Collection entries:

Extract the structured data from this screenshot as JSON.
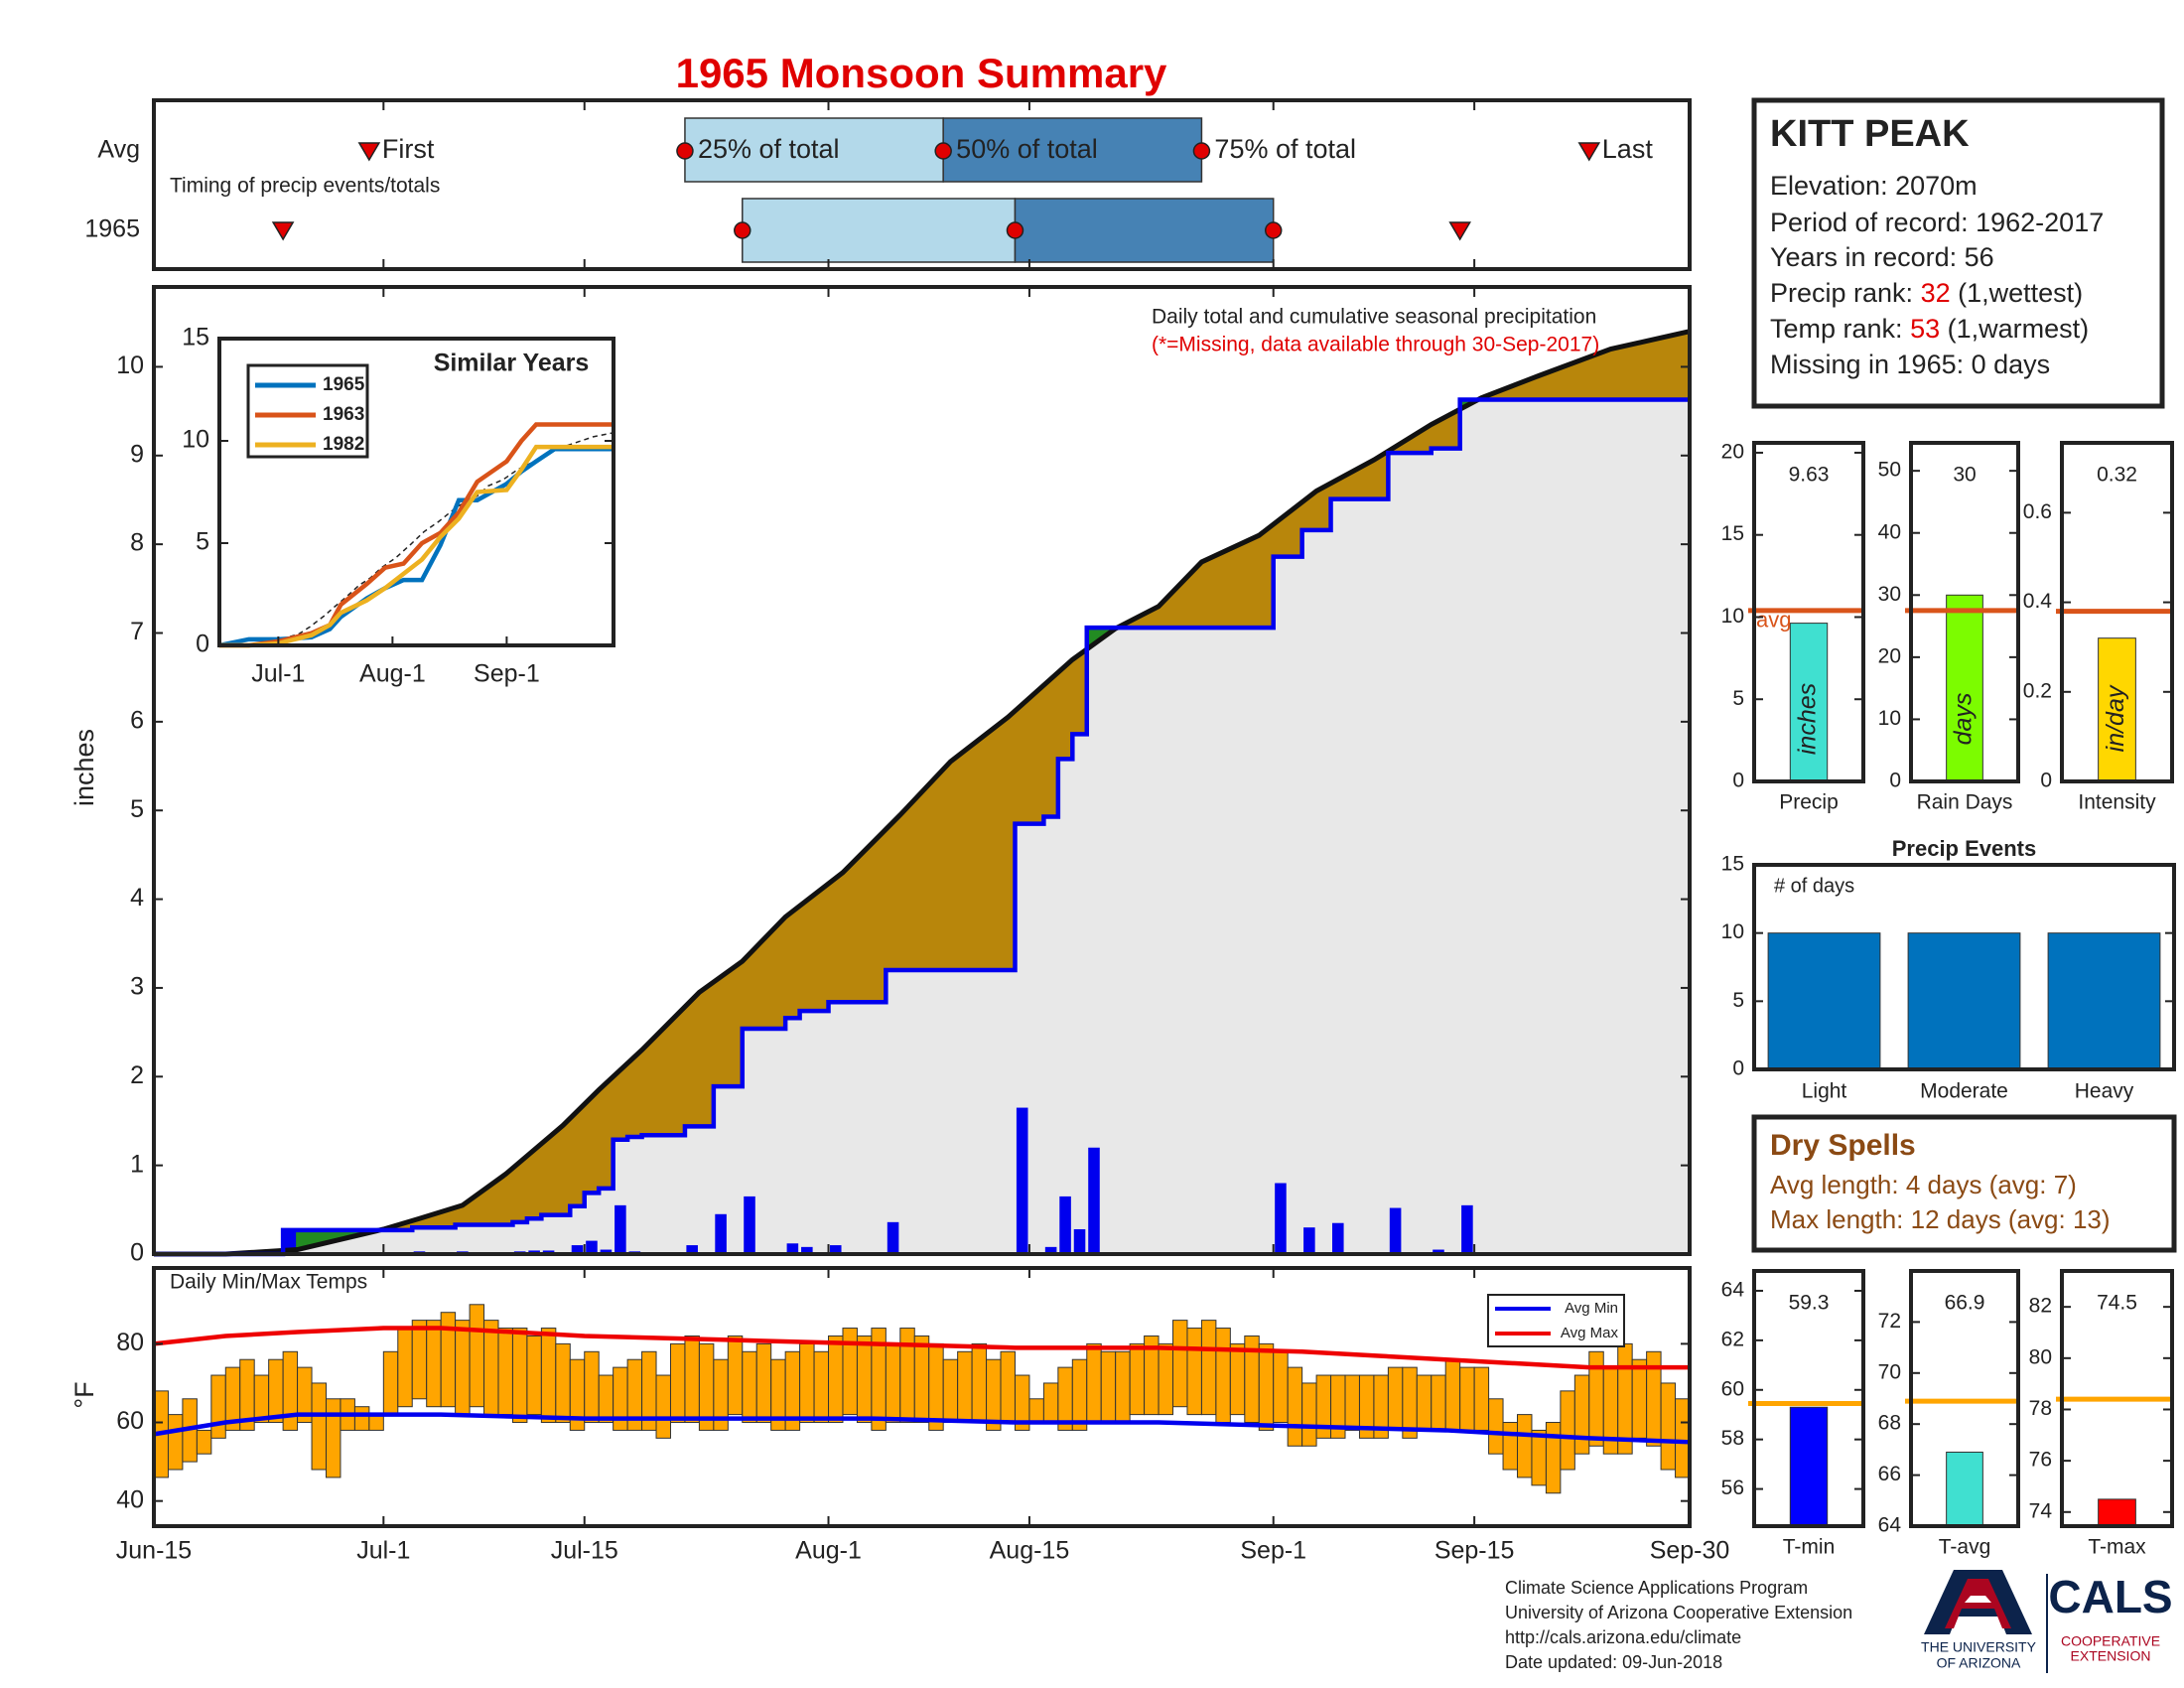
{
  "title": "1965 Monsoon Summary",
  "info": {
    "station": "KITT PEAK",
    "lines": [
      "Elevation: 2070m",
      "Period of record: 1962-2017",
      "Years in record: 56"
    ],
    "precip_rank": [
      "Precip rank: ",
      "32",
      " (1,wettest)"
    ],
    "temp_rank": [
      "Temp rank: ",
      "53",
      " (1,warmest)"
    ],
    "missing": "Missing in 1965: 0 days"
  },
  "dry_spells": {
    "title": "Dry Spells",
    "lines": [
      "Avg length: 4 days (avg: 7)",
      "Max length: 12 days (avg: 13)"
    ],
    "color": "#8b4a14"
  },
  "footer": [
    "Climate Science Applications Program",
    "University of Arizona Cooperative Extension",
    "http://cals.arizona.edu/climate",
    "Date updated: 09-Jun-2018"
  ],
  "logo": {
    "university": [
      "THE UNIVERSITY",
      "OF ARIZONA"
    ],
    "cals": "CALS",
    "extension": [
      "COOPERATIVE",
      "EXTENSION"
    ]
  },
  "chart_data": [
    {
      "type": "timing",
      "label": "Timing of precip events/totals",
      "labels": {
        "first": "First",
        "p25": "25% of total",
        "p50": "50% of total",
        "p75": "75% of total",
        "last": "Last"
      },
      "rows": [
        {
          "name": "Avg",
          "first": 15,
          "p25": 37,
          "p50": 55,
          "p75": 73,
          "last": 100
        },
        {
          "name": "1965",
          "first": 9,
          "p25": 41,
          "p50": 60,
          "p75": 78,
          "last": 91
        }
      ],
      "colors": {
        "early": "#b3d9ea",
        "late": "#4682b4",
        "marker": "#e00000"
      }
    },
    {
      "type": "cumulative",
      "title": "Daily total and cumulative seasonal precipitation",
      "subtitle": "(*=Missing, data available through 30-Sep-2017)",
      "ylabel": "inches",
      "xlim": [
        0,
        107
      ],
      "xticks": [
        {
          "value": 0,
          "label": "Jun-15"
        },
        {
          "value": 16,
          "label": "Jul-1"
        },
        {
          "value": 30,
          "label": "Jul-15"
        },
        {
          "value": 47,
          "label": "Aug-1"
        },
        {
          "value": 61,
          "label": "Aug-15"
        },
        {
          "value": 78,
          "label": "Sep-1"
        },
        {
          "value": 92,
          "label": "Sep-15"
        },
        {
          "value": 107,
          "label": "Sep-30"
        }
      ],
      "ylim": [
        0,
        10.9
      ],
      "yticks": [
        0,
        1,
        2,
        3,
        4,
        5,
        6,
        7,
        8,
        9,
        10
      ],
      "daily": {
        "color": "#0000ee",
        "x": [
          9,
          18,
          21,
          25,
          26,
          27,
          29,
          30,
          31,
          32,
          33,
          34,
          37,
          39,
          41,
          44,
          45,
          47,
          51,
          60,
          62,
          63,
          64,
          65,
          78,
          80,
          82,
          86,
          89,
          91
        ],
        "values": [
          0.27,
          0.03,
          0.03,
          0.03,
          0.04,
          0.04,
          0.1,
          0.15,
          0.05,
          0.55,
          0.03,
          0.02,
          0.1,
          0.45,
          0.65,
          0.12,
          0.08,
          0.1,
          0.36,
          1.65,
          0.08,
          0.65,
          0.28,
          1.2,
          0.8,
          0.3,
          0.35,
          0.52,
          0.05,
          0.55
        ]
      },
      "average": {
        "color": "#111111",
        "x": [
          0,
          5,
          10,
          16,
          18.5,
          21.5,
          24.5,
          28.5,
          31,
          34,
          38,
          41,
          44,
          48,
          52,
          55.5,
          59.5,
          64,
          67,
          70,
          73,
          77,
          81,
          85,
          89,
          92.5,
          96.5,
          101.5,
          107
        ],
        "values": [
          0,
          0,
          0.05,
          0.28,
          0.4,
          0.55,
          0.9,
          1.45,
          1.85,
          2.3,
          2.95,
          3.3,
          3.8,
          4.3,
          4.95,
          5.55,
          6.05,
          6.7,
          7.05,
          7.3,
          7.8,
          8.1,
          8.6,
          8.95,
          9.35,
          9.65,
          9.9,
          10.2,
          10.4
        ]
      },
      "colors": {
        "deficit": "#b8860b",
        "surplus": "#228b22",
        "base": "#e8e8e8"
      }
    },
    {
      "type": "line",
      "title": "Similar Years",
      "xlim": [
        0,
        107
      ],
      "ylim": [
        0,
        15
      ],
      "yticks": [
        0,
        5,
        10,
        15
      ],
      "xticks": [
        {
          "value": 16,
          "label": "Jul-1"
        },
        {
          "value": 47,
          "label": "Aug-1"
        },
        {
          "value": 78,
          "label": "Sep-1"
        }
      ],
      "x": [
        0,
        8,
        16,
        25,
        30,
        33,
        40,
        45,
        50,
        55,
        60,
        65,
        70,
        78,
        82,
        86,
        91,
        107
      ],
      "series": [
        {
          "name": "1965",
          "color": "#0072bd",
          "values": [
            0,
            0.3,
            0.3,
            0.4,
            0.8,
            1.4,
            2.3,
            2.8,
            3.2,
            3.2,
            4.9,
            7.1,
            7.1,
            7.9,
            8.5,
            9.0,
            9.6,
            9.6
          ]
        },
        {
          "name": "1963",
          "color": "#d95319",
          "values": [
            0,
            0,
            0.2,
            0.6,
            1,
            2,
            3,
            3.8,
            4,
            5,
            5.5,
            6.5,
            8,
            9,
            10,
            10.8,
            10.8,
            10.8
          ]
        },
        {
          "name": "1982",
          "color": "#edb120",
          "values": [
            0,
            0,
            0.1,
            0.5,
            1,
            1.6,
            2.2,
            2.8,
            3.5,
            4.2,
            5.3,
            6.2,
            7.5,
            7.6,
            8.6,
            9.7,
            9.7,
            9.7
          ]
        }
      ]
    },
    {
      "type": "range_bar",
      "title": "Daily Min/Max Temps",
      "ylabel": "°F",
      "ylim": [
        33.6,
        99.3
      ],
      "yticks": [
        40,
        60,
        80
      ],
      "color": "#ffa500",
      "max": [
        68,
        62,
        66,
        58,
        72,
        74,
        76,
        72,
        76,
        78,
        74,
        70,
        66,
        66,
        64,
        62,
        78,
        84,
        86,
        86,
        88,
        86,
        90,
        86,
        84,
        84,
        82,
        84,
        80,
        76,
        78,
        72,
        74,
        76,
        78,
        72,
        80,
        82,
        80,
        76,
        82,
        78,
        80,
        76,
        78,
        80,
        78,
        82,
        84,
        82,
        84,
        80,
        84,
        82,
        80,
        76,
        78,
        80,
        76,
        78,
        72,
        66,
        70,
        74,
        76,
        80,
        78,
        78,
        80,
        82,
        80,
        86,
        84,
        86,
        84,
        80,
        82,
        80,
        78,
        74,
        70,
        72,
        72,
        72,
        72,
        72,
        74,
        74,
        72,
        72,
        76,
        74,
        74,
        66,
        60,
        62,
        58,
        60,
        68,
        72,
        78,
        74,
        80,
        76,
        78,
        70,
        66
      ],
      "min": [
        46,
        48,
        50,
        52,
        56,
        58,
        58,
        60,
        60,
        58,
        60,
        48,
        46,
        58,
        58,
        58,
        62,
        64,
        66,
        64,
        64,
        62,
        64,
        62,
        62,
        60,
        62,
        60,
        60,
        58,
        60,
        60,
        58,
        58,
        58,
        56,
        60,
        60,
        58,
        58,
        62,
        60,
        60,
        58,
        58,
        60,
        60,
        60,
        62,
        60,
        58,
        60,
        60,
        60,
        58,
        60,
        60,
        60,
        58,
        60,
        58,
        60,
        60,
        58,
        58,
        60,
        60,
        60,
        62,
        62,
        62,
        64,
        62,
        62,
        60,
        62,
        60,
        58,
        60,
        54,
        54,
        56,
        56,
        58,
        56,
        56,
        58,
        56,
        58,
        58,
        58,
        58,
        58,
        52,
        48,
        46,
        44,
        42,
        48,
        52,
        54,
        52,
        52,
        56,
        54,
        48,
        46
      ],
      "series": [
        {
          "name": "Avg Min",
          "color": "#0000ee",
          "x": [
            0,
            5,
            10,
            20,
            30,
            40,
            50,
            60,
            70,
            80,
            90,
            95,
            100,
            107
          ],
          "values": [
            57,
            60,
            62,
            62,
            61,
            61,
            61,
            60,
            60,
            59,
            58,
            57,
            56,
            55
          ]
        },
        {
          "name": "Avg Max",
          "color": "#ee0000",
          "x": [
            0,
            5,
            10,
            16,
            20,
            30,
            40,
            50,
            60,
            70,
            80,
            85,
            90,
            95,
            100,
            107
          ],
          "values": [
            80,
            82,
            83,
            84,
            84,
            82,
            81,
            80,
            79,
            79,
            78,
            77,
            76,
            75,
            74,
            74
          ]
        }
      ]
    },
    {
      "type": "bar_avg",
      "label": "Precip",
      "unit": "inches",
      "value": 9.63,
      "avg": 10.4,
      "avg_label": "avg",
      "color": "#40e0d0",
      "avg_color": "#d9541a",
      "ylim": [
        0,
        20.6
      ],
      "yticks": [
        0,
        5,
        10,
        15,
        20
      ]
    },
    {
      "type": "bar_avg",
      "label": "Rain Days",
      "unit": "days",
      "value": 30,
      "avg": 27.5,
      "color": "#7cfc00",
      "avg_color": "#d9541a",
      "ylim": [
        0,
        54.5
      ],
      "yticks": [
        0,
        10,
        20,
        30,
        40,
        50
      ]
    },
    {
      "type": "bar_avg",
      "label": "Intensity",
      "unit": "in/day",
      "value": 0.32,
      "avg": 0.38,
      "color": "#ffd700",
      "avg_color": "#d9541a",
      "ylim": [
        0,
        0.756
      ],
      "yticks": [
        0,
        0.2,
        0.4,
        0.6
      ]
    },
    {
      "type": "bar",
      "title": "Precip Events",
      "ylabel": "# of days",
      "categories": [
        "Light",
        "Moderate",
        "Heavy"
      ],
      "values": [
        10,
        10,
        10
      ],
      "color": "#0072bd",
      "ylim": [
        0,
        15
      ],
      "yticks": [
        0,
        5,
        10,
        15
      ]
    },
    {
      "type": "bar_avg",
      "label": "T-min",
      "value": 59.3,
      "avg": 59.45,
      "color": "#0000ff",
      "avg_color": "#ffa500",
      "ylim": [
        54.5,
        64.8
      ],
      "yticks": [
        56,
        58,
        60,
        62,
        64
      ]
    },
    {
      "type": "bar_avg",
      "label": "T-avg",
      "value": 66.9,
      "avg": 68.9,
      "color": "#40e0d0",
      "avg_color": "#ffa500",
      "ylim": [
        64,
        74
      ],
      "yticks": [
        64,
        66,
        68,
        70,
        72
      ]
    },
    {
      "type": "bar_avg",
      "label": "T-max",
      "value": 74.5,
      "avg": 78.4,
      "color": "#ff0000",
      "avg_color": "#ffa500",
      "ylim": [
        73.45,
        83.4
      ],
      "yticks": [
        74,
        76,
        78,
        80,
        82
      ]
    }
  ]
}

---

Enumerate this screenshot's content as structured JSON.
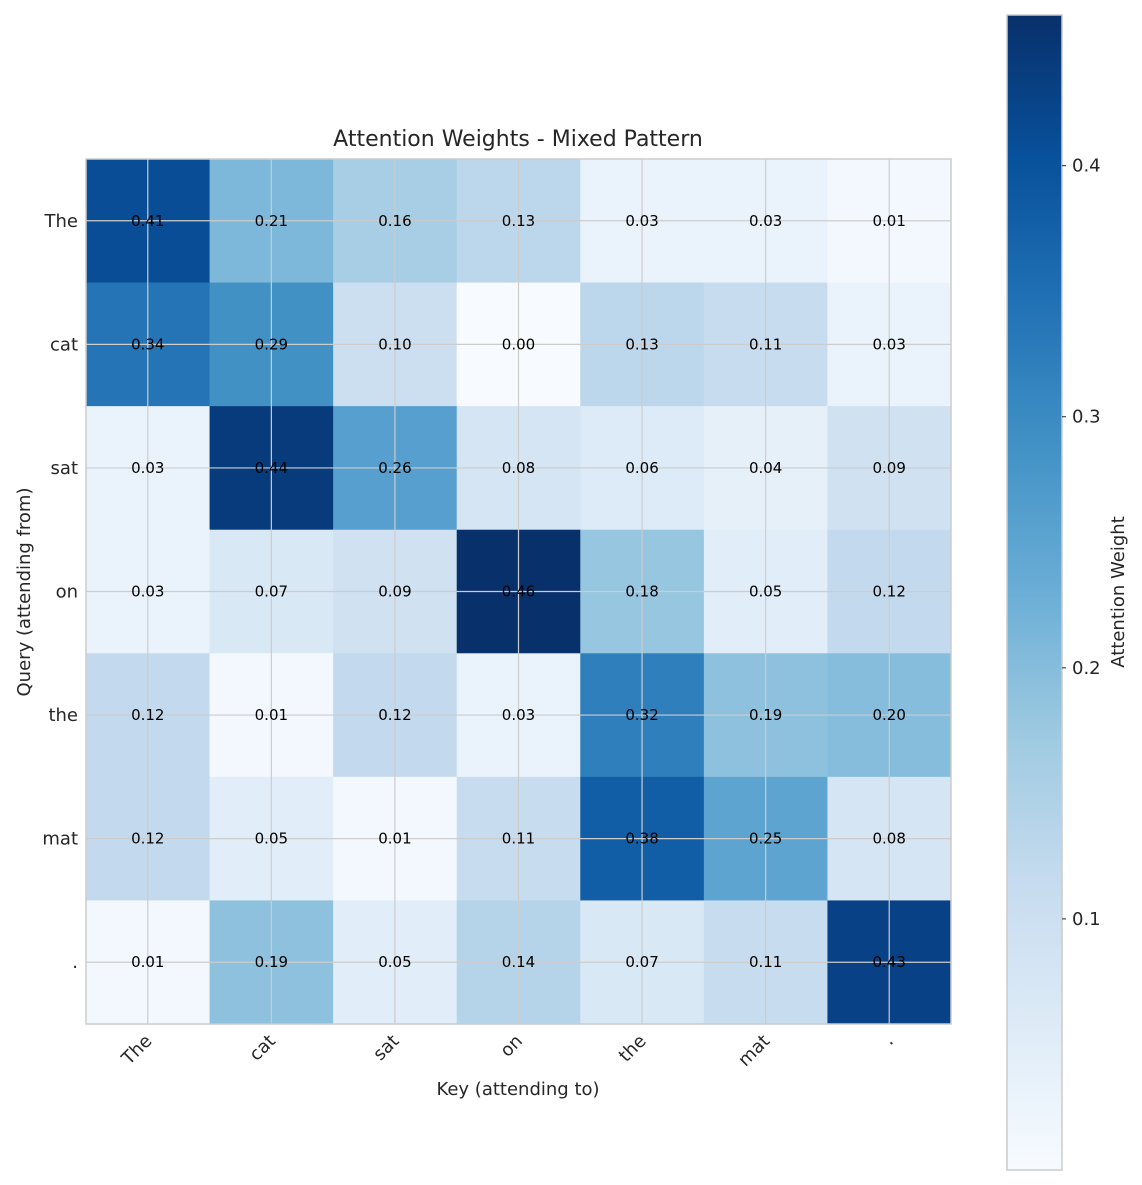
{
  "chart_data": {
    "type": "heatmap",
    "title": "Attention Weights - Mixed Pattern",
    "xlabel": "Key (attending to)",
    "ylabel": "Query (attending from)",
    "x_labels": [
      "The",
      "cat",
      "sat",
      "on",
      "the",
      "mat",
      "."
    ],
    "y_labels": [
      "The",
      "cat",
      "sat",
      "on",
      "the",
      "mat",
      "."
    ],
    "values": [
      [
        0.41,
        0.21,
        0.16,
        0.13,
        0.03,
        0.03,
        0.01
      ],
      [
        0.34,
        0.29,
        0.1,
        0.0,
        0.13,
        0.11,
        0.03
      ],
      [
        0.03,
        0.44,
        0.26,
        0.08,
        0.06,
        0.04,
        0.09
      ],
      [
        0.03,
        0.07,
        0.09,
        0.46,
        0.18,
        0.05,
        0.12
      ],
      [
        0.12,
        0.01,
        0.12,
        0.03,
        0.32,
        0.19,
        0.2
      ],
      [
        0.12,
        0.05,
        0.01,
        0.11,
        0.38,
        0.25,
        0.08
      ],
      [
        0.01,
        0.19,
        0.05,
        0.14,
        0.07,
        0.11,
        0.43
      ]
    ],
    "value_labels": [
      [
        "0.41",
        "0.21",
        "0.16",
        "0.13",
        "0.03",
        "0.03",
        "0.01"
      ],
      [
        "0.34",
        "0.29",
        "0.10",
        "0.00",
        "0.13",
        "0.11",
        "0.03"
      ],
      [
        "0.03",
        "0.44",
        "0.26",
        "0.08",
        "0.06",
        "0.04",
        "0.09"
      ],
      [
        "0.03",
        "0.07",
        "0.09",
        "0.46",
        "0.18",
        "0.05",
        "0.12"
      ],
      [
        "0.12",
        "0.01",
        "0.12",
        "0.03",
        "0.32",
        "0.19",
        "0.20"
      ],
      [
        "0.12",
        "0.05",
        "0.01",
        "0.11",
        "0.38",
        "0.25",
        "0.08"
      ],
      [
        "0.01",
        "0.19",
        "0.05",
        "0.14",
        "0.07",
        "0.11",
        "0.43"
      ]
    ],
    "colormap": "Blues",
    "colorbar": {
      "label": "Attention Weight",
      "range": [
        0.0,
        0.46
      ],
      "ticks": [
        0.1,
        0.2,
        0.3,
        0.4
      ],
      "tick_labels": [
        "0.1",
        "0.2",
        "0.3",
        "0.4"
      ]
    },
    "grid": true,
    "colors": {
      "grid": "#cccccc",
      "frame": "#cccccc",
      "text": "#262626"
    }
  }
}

## THE REQUEST
Copy every single line of the material above that holds "structured".

## OUTPUT OF THE TASK
Extract the structured data from this screenshot as JSON.
Enumerate this screenshot's content as structured JSON.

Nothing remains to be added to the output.